Let \(\{e_1, \dots, e_{L-1}\} \in \mathbb{R}^{(L-1) \times d}\) denote the word-level embeddings excluding the [EOS] token. We generate \(N\) initial phrase representations in a recurrent manner, where each phrase is computed by using a guide vector to softly aggregate word-level embeddings. At each step \(n\), the guide vector \(g^{(n)}\) is constructed from the sentence-level embedding \(e_{\texttt{[EOS]}}\) and the previously generated phrase \(p^{(n-1)}_{\text{i}}\). For the first phrase —where no previous phrase exists— we instead use a zero-initialized placeholder vector. The transformation \(\phi(\cdot)\) used to produce the guide vector is implemented as a lightweight MLP followed by a GELU activation. Once the guide vector is computed, it attends to the word tokens via scaled dot-product attention to produce the corresponding phrase embedding. The resulting phrase set is denoted as \(P_i = \{p^{(1)}_{\text{i}}, \dots, p^{(N)}_{\text{i}}\} \in \mathbb{R}^{N \times d}\):

\[\begin{align} p^{(n)}_{\text{i}} = \sum_{l=1}^{L-1} \text{softmax} \left( \frac{g^{(n)} \cdot e_l}{\sqrt{d}} \right) \cdot e_l, \quad \text{where } g^{(n)} = \begin{cases} \phi\left(W_q^{(1)} e_{\texttt{[EOS]}},\;\mathbf{0} \right) & \text{if } n = 1 \\ \phi\left(W_q^{(n)} e_{\texttt{[EOS]}},\;p^{(n-1)}_\text{i} \right) & \text{if } n \geq 2 \end{cases} \label{eq:phrase95gen} \end{align}\tag{2}\]

Phrase Refine & Global Token Reconstruction. These initial groupings are refined via a Slot Attention based module. While the initial clustering captures coarse semantic groupings, it may not fully disentangle overlapping or noisy meanings due to its limited capacity and sequential generation. To address this, we adopt a refinement mechanism that allows phrase embeddings to be iteratively updated in a more context-aware manner.

Slot attention [27] is particularly well-suited for refining initial phrase representations, as it treats each phrase embedding as a latent slot that selectively aggregates semantically aligned word-level features. However, its effectiveness can be sensitive to how the slots are initialized, making informed initialization important for stable refinement. Since our framework already generates context-aware phrase embeddings through sequential clustering, it naturally provides reliable initialization for slot attention, mitigating the sensitivity to slot quality. We then apply a slot-attention layer, where each phrase attends to word tokens treated as key-value inputs. The module employs slot-wise softmax followed by input-wise normalization to enable semantically coherent refinement without the need to discover clusters from scratch.

## Your tasks
• A. In the text on phrase representations, why does the method refine the initial phrase groupings with a Slot Attention based module? Answer in one to three sentences.
• B. Rewrite the part of the phrase representation text between "Slot attention [27] is" and "clusters from scratch.", inclusive, with "word tokens" replaced by "word-level tokens".

## Provided information
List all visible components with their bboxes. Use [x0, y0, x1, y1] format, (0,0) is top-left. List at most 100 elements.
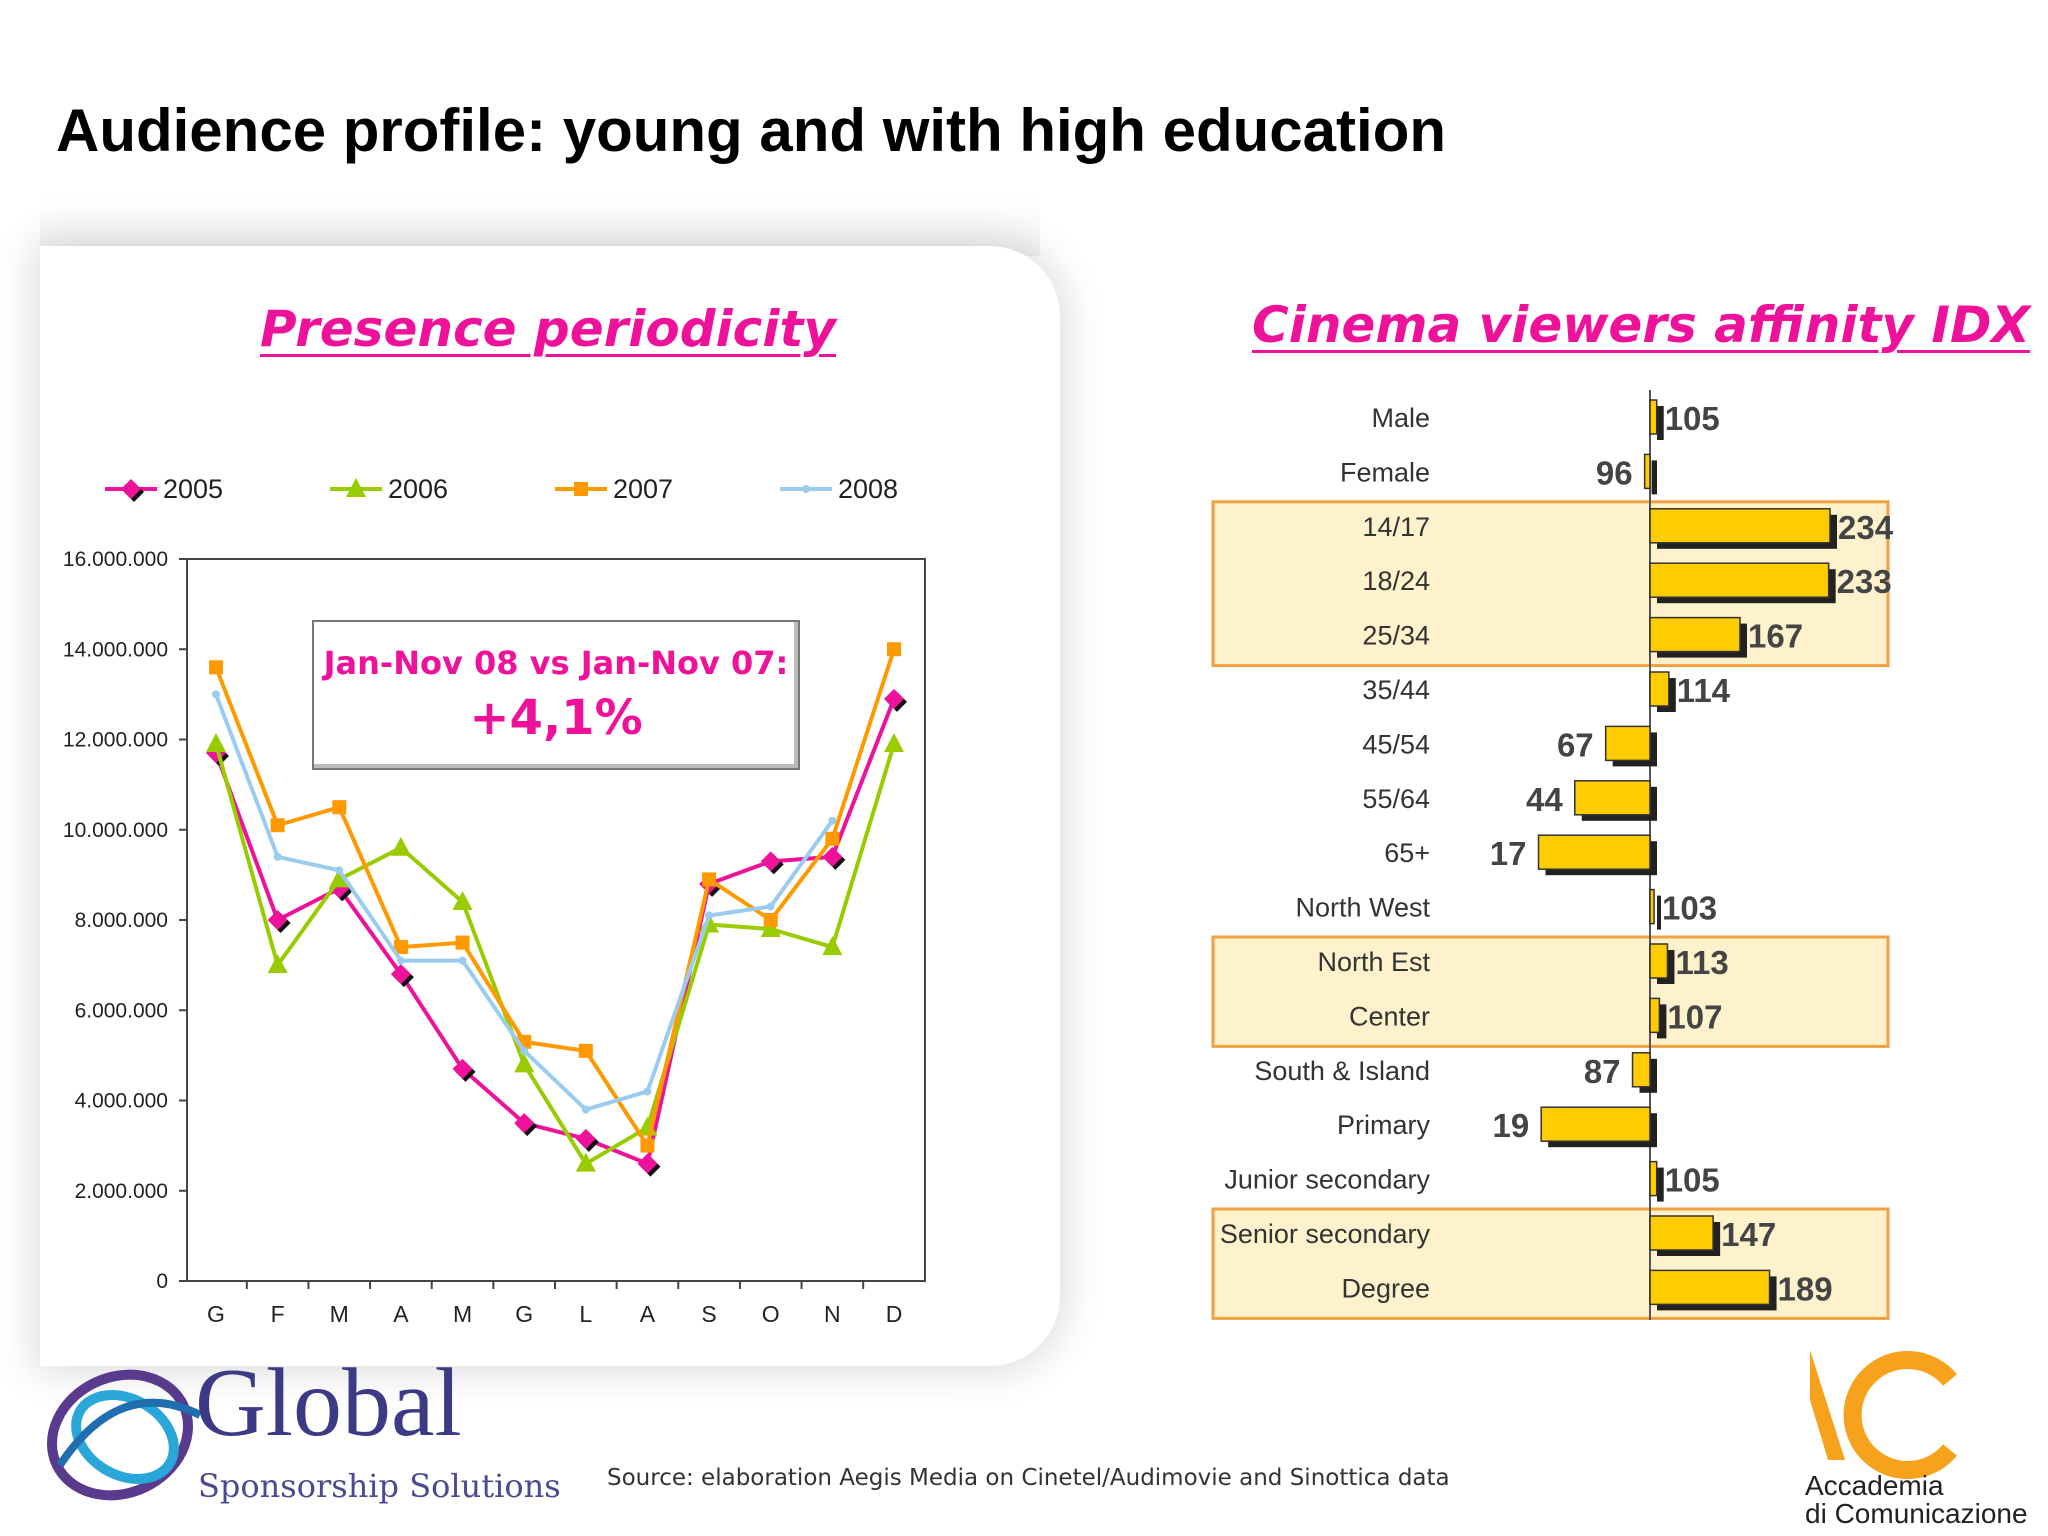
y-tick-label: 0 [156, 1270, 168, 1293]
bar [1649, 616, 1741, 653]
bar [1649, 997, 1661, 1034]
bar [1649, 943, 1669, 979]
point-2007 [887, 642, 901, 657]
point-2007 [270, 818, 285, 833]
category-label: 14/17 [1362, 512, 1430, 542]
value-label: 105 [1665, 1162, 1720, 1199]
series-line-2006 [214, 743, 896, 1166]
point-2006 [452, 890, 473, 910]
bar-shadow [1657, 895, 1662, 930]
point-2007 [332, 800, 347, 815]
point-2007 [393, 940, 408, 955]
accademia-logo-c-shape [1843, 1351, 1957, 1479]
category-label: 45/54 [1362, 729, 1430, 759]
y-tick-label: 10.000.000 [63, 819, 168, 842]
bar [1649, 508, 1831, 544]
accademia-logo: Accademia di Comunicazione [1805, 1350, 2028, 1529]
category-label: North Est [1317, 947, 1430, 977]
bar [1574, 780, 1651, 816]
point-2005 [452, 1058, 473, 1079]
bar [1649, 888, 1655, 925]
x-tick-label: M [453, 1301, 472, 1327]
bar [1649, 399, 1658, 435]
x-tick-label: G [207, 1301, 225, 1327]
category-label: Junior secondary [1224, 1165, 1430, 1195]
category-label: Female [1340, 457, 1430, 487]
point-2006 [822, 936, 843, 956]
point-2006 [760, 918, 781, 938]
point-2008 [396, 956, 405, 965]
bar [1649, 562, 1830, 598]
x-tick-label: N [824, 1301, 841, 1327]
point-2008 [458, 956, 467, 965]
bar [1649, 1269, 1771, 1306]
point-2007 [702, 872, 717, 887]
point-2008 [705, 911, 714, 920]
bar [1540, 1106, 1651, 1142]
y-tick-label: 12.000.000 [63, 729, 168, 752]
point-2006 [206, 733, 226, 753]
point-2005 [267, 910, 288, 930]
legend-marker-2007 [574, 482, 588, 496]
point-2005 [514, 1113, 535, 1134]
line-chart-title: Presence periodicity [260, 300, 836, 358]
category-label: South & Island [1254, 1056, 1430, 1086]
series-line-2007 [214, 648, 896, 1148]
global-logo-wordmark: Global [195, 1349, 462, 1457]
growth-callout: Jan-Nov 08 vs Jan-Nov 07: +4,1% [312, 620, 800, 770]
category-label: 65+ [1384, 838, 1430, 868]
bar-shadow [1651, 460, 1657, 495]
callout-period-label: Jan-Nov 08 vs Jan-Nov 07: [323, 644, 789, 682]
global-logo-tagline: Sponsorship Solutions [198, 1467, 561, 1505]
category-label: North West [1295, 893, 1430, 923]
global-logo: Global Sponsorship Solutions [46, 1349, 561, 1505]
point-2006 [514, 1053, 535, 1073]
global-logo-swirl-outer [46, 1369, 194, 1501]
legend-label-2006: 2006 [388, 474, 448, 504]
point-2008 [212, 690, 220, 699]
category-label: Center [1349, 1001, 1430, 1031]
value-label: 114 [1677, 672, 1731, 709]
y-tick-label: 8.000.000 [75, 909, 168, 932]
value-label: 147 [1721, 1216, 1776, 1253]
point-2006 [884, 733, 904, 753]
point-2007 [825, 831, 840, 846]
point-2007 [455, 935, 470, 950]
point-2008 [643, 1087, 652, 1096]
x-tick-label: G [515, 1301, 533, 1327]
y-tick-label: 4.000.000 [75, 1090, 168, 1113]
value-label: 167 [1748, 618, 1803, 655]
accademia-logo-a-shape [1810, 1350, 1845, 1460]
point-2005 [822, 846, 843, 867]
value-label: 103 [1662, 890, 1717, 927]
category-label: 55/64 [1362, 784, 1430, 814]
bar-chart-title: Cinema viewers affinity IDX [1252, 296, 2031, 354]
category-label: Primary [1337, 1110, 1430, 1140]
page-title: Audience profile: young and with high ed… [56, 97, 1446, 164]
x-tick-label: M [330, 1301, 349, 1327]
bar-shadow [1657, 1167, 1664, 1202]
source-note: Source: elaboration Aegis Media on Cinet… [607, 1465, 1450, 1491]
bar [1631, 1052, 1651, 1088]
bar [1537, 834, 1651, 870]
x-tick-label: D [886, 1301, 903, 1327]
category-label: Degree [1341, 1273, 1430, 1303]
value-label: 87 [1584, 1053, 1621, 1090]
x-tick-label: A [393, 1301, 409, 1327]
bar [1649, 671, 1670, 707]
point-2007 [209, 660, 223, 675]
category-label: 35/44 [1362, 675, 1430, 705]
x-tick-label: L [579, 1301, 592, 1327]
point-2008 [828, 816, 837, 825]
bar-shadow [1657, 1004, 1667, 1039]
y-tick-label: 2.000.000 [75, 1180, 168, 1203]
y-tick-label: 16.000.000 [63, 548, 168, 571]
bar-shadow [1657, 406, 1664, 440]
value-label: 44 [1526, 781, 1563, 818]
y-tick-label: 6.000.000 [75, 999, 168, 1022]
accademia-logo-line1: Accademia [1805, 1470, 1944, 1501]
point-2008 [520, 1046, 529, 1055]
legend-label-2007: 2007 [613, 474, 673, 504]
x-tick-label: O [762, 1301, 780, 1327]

## Task results
• A. The initial clustering captures only coarse semantic groupings. Because of its limited capacity and sequential generation, it may not fully disentangle overlapping or noisy meanings. The refinement lets the phrase embeddings be updated iteratively in a more context-aware manner.

• B.
Slot attention [27] is particularly well-suited for refining initial phrase representations, as it treats each phrase embedding as a latent slot that selectively aggregates semantically aligned word-level features. However, its effectiveness can be sensitive to how the slots are initialized, making informed initialization important for stable refinement. Since our framework already generates context-aware phrase embeddings through sequential clustering, it naturally provides reliable initialization for slot attention, mitigating the sensitivity to slot quality. We then apply a slot-attention layer, where each phrase attends to word-level tokens treated as key-value inputs. The module employs slot-wise softmax followed by input-wise normalization to enable semantically coherent refinement without the need to discover clusters from scratch.